* _THE TASK_
Find the lines that contain the word "name" and copy each one.

* _SOURCE RECORDS_
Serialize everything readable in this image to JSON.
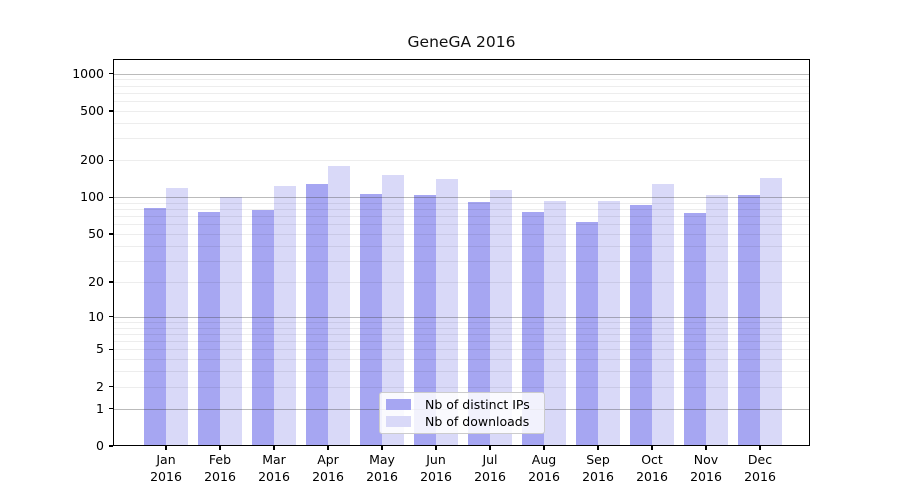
{
  "figure": {
    "background": "#ffffff"
  },
  "chart_data": {
    "type": "bar",
    "title": "GeneGA 2016",
    "year": "2016",
    "categories": [
      "Jan",
      "Feb",
      "Mar",
      "Apr",
      "May",
      "Jun",
      "Jul",
      "Aug",
      "Sep",
      "Oct",
      "Nov",
      "Dec"
    ],
    "series": [
      {
        "name": "Nb of distinct IPs",
        "color": "#a6a6f2",
        "values": [
          81,
          76,
          79,
          128,
          107,
          105,
          92,
          76,
          63,
          87,
          74,
          105
        ]
      },
      {
        "name": "Nb of downloads",
        "color": "#d9d9f8",
        "values": [
          118,
          101,
          123,
          178,
          151,
          140,
          115,
          94,
          94,
          128,
          105,
          144
        ]
      }
    ],
    "yscale": "log10(value+1)",
    "yticks": [
      0,
      1,
      2,
      5,
      10,
      20,
      50,
      100,
      200,
      500,
      1000
    ],
    "ylim": [
      0,
      1300
    ],
    "grid": "horizontal major at 1/10/100/1000, faint log minors",
    "legend_position": "inside-bottom-center",
    "axis_color": "#000000",
    "major_grid_color": "#b9b9b9",
    "minor_grid_color": "#ededed"
  }
}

* _ANSWER FOR THE TASK_
        "name": "Nb of distinct IPs",
        "name": "Nb of downloads",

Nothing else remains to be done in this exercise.